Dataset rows
# # # # # # #

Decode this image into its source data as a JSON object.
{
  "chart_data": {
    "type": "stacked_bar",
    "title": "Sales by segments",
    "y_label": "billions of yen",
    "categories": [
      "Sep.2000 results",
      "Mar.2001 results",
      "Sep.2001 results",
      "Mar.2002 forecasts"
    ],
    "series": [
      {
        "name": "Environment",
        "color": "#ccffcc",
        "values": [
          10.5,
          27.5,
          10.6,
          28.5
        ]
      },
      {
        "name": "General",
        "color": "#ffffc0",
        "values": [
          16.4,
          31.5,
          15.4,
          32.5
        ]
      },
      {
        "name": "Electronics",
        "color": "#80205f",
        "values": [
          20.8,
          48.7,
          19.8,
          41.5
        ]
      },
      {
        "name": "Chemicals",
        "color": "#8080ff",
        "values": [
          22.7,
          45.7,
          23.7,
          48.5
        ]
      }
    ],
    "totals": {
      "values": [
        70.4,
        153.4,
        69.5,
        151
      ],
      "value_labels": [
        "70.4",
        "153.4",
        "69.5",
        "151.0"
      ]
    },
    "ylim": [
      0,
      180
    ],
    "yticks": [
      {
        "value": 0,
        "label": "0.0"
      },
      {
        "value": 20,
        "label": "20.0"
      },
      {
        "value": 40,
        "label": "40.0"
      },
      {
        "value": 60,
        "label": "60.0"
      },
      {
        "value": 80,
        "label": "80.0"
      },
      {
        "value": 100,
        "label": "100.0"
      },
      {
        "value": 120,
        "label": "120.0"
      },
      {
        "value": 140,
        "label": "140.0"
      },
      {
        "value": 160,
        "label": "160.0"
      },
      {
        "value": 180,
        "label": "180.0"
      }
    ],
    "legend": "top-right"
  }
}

# # # # # # #

▶ INSTRUCTIONS TO FOLLOW: Pick out the lines that contain "results" and copy them.

▶ TASK SOLUTION:
      "Sep.2000 results",
      "Mar.2001 results",
      "Sep.2001 results",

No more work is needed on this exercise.